## Start Data for processing

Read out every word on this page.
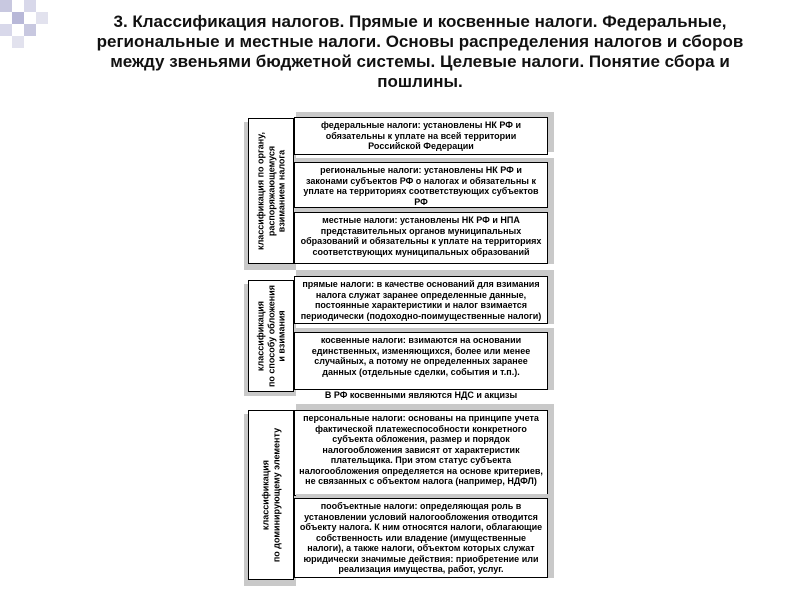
3. Классификация налогов. Прямые и косвенные налоги. Федеральные, региональные и местные налоги. Основы распределения налогов и сборов между звеньями бюджетной системы. Целевые налоги. Понятие сбора и пошлины.
классификация по органу,
распоряжающемуся
взиманием налога
федеральные налоги: установлены НК РФ и обязательны к уплате на всей территории Российской Федерации
региональные налоги: установлены НК РФ и законами субъектов РФ о налогах и обязательны к уплате на территориях соответствующих субъектов РФ
местные налоги: установлены НК РФ и НПА представительных органов муниципальных образований и обязательны к уплате на территориях соответствующих муниципальных образований
классификация
по способу обложения
и взимания
прямые налоги: в качестве оснований для взимания налога служат заранее определенные данные, постоянные характеристики и налог взимается периодически (подоходно-поимущественные налоги)
косвенные налоги: взимаются на основании единственных, изменяющихся, более или менее случайных, а потому не определенных заранее данных (отдельные сделки, события и т.п.).
В РФ косвенными являются НДС и акцизы
классификация
по доминирующему элементу
персональные налоги: основаны на принципе учета фактической платежеспособности конкретного субъекта обложения, размер и порядок налогообложения зависят от характеристик плательщика. При этом статус субъекта налогообложения определяется на основе критериев, не связанных с объектом налога (например, НДФЛ)
пообъектные налоги: определяющая роль в установлении условий налогообложения отводится объекту налога. К ним относятся налоги, облагающие собственность или владение (имущественные налоги), а также налоги, объектом которых служат юридически значимые действия: приобретение или реализация имущества, работ, услуг.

## End Data for processing

— Your instructions —
Set the listing down in full and exactly. Pictures within it should not appear in the copy.

— Worked answer —
Read out every word on this page.
3. Классификация налогов. Прямые и косвенные налоги. Федеральные, региональные и местные налоги. Основы распределения налогов и сборов между звеньями бюджетной системы. Целевые налоги. Понятие сбора и пошлины.
классификация по органу,
распоряжающемуся
взиманием налога
федеральные налоги: установлены НК РФ и обязательны к уплате на всей территории Российской Федерации
региональные налоги: установлены НК РФ и законами субъектов РФ о налогах и обязательны к уплате на территориях соответствующих субъектов РФ
местные налоги: установлены НК РФ и НПА представительных органов муниципальных образований и обязательны к уплате на территориях соответствующих муниципальных образований
классификация
по способу обложения
и взимания
прямые налоги: в качестве оснований для взимания налога служат заранее определенные данные, постоянные характеристики и налог взимается периодически (подоходно-поимущественные налоги)
косвенные налоги: взимаются на основании единственных, изменяющихся, более или менее случайных, а потому не определенных заранее данных (отдельные сделки, события и т.п.).
В РФ косвенными являются НДС и акцизы
классификация
по доминирующему элементу
персональные налоги: основаны на принципе учета фактической платежеспособности конкретного субъекта обложения, размер и порядок налогообложения зависят от характеристик плательщика. При этом статус субъекта налогообложения определяется на основе критериев, не связанных с объектом налога (например, НДФЛ)
пообъектные налоги: определяющая роль в установлении условий налогообложения отводится объекту налога. К ним относятся налоги, облагающие собственность или владение (имущественные налоги), а также налоги, объектом которых служат юридически значимые действия: приобретение или реализация имущества, работ, услуг.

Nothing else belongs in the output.